**REQUEST**
Pictures do not belong in the copy; restate the records below word for word.

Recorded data
——

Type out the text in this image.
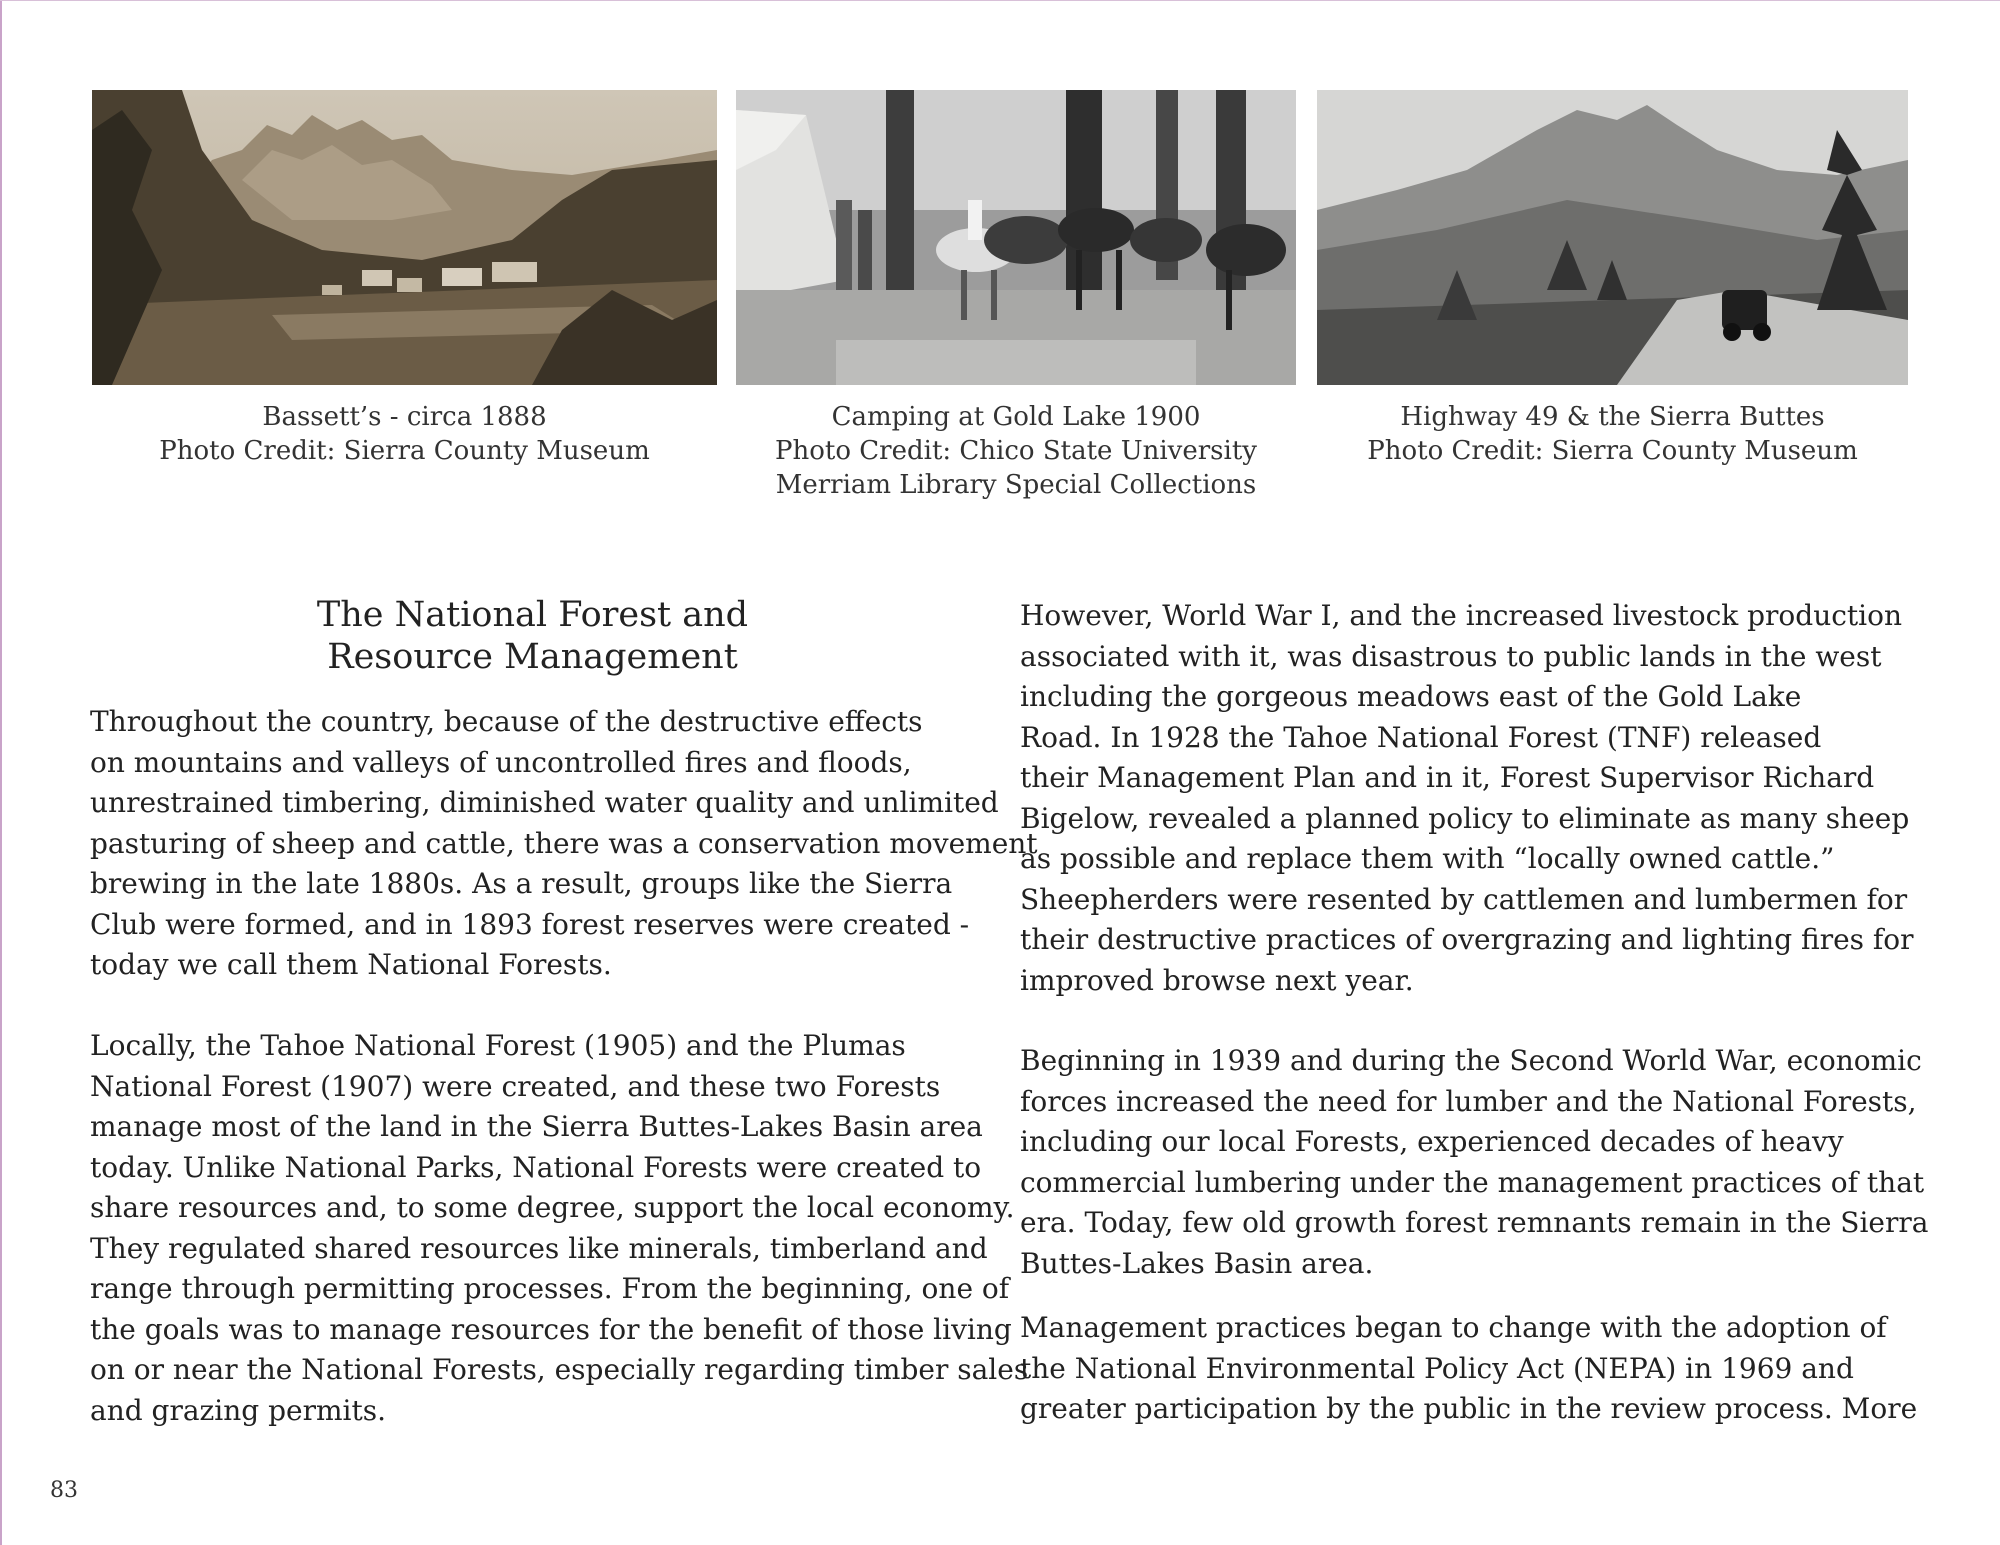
Bassett’s - circa 1888
Photo Credit: Sierra County Museum
Camping at Gold Lake 1900
Photo Credit: Chico State University
Merriam Library Special Collections
Highway 49 & the Sierra Buttes
Photo Credit: Sierra County Museum
The National Forest and
Resource Management
Throughout the country, because of the destructive effects
on mountains and valleys of uncontrolled fires and floods,
unrestrained timbering, diminished water quality and unlimited
pasturing of sheep and cattle, there was a conservation movement
brewing in the late 1880s. As a result, groups like the Sierra
Club were formed, and in 1893 forest reserves were created -
today we call them National Forests.
Locally, the Tahoe National Forest (1905) and the Plumas
National Forest (1907) were created, and these two Forests
manage most of the land in the Sierra Buttes-Lakes Basin area
today. Unlike National Parks, National Forests were created to
share resources and, to some degree, support the local economy.
They regulated shared resources like minerals, timberland and
range through permitting processes. From the beginning, one of
the goals was to manage resources for the benefit of those living
on or near the National Forests, especially regarding timber sales
and grazing permits.
However, World War I, and the increased livestock production
associated with it, was disastrous to public lands in the west
including the gorgeous meadows east of the Gold Lake
Road. In 1928 the Tahoe National Forest (TNF) released
their Management Plan and in it, Forest Supervisor Richard
Bigelow, revealed a planned policy to eliminate as many sheep
as possible and replace them with “locally owned cattle.”
Sheepherders were resented by cattlemen and lumbermen for
their destructive practices of overgrazing and lighting fires for
improved browse next year.
Beginning in 1939 and during the Second World War, economic
forces increased the need for lumber and the National Forests,
including our local Forests, experienced decades of heavy
commercial lumbering under the management practices of that
era. Today, few old growth forest remnants remain in the Sierra
Buttes-Lakes Basin area.
Management practices began to change with the adoption of
the National Environmental Policy Act (NEPA) in 1969 and
greater participation by the public in the review process. More
83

——

**OUTPUT FOR THIS TASK**
Type out the text in this image.
Bassett’s - circa 1888
Photo Credit: Sierra County Museum
Camping at Gold Lake 1900
Photo Credit: Chico State University
Merriam Library Special Collections
Highway 49 & the Sierra Buttes
Photo Credit: Sierra County Museum
The National Forest and
Resource Management
Throughout the country, because of the destructive effects
on mountains and valleys of uncontrolled fires and floods,
unrestrained timbering, diminished water quality and unlimited
pasturing of sheep and cattle, there was a conservation movement
brewing in the late 1880s. As a result, groups like the Sierra
Club were formed, and in 1893 forest reserves were created -
today we call them National Forests.
Locally, the Tahoe National Forest (1905) and the Plumas
National Forest (1907) were created, and these two Forests
manage most of the land in the Sierra Buttes-Lakes Basin area
today. Unlike National Parks, National Forests were created to
share resources and, to some degree, support the local economy.
They regulated shared resources like minerals, timberland and
range through permitting processes. From the beginning, one of
the goals was to manage resources for the benefit of those living
on or near the National Forests, especially regarding timber sales
and grazing permits.
However, World War I, and the increased livestock production
associated with it, was disastrous to public lands in the west
including the gorgeous meadows east of the Gold Lake
Road. In 1928 the Tahoe National Forest (TNF) released
their Management Plan and in it, Forest Supervisor Richard
Bigelow, revealed a planned policy to eliminate as many sheep
as possible and replace them with “locally owned cattle.”
Sheepherders were resented by cattlemen and lumbermen for
their destructive practices of overgrazing and lighting fires for
improved browse next year.
Beginning in 1939 and during the Second World War, economic
forces increased the need for lumber and the National Forests,
including our local Forests, experienced decades of heavy
commercial lumbering under the management practices of that
era. Today, few old growth forest remnants remain in the Sierra
Buttes-Lakes Basin area.
Management practices began to change with the adoption of
the National Environmental Policy Act (NEPA) in 1969 and
greater participation by the public in the review process. More
83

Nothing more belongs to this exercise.